▶ **Work instructions**:
Look through the material below. Copy every line with the string "Breaded" in it.

— BEGIN Supplied data —

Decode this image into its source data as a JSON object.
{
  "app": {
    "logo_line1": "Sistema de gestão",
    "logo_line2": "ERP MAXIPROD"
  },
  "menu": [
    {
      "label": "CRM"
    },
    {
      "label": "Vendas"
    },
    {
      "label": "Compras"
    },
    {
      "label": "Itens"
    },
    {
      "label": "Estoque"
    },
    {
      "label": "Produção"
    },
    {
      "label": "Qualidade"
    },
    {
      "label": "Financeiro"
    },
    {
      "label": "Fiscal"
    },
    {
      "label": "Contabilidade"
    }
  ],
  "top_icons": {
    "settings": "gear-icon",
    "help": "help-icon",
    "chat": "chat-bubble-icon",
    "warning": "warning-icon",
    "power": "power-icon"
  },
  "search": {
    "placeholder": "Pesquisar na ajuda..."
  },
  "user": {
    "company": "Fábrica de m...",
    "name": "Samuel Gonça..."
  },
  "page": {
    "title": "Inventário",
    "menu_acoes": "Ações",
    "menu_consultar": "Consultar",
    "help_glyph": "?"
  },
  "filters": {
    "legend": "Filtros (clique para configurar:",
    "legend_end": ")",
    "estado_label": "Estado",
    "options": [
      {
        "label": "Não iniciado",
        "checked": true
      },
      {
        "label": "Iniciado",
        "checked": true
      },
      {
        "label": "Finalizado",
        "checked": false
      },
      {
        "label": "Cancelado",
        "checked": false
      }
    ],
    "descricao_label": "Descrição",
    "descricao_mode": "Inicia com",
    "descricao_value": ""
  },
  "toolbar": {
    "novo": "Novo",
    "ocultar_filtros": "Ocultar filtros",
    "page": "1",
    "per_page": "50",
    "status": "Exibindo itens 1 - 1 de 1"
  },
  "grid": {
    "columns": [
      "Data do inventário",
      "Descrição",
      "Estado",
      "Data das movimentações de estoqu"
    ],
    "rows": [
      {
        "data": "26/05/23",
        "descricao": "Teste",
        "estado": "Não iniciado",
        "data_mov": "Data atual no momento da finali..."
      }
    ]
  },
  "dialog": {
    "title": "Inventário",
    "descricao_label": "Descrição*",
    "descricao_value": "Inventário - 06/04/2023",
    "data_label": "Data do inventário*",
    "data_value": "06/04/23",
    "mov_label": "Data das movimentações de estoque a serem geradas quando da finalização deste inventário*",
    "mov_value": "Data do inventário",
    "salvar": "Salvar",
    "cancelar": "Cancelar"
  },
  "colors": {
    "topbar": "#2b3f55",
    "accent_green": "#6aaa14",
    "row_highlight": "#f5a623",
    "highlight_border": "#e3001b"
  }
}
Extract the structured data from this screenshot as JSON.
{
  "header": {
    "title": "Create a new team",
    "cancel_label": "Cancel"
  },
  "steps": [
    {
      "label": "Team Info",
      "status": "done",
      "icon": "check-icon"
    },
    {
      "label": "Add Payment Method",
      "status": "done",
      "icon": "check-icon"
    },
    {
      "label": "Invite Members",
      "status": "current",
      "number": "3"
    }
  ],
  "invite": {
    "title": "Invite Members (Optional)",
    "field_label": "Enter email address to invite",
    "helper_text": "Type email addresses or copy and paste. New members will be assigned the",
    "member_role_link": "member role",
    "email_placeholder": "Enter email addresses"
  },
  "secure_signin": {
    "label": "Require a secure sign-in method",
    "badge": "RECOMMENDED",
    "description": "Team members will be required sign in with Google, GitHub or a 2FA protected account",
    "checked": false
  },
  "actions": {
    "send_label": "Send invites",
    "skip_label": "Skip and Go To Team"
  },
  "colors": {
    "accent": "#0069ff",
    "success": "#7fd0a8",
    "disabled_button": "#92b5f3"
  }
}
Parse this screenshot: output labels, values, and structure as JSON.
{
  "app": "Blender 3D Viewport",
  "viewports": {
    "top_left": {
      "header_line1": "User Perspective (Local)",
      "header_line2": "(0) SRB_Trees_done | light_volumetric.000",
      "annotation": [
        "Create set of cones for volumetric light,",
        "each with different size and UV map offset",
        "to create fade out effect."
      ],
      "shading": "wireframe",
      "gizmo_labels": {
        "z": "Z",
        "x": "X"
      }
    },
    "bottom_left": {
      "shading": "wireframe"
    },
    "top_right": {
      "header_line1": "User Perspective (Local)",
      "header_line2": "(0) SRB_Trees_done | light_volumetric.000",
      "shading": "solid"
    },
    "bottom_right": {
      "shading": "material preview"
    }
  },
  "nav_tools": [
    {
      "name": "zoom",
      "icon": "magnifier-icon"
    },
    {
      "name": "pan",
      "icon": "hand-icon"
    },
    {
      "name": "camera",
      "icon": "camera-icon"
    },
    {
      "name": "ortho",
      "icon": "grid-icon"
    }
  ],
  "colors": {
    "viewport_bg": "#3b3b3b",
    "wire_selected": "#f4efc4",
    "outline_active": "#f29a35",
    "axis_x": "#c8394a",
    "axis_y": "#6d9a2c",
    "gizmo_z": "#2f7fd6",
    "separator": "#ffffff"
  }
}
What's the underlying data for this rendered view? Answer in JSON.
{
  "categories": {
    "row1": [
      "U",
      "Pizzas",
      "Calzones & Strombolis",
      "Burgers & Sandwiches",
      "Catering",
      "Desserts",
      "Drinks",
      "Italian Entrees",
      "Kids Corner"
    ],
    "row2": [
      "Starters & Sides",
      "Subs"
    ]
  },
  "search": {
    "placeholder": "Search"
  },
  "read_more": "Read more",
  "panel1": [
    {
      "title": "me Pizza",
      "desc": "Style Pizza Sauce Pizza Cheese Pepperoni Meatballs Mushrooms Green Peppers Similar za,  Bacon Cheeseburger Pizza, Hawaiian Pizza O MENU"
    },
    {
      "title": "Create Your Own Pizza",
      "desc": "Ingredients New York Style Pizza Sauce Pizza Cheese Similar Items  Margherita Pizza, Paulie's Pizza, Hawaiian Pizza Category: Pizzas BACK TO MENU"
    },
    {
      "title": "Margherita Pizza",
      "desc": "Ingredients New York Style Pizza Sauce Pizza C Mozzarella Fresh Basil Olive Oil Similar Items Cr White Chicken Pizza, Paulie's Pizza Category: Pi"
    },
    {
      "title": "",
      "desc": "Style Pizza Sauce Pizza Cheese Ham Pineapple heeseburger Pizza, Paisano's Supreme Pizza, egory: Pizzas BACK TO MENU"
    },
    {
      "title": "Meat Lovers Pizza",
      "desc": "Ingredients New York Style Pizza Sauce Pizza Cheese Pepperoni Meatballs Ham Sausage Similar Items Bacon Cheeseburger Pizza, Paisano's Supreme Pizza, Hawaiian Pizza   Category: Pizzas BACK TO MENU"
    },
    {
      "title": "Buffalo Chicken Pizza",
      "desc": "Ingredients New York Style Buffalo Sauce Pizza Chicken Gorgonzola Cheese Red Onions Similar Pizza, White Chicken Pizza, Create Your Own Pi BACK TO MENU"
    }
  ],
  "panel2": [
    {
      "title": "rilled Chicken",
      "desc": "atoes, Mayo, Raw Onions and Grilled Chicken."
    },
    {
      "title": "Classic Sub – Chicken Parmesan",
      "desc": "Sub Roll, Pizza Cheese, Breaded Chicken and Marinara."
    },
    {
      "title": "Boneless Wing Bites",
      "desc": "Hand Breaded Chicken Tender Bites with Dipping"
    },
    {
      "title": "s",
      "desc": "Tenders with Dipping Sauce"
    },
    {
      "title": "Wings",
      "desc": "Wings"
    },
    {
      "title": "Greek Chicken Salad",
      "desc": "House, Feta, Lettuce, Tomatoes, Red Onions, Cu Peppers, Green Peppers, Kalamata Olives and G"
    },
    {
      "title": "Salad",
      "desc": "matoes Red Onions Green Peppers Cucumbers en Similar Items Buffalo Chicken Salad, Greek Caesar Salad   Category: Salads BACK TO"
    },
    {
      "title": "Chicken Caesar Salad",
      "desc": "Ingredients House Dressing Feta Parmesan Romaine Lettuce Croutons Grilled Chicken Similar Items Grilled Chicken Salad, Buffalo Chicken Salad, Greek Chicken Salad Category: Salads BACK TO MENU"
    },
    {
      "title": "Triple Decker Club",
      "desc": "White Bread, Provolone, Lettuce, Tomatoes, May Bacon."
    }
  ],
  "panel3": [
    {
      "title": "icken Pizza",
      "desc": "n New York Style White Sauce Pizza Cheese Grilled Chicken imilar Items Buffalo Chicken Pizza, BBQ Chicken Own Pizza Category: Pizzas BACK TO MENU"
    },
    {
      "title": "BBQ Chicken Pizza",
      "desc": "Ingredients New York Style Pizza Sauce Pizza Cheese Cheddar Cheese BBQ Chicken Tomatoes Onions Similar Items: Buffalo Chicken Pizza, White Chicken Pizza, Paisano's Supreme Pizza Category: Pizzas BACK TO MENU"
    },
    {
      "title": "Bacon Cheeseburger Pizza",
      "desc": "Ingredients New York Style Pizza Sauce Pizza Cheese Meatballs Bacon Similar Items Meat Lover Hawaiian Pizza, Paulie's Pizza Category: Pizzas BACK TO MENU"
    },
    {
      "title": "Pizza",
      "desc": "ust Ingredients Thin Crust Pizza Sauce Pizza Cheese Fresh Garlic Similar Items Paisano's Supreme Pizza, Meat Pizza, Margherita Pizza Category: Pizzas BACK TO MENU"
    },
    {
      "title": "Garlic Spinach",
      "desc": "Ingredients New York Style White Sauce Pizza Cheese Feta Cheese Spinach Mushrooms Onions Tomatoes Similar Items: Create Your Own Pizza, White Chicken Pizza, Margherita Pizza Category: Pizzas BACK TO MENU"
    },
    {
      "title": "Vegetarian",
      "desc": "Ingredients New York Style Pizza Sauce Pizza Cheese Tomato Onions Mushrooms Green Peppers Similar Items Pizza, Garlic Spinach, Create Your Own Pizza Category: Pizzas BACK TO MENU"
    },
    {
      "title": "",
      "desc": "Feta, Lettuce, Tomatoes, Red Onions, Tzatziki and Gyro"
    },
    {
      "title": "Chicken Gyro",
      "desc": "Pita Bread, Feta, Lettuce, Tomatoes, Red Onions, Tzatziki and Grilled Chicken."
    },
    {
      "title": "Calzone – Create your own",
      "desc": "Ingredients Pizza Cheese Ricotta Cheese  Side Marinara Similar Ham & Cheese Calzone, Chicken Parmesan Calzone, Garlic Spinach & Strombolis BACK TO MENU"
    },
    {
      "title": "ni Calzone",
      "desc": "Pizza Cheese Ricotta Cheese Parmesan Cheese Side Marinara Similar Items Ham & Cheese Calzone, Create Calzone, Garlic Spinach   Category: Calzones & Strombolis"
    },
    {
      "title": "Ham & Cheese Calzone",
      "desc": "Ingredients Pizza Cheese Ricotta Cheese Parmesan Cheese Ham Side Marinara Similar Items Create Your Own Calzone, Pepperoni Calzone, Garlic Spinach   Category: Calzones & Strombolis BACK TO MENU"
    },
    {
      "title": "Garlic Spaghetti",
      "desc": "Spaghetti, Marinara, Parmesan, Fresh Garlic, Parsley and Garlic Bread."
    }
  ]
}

— END Supplied data —

▶ **Exercise result**:
      "desc": "Sub Roll, Pizza Cheese, Breaded Chicken and Marinara."
      "desc": "Hand Breaded Chicken Tender Bites with Dipping"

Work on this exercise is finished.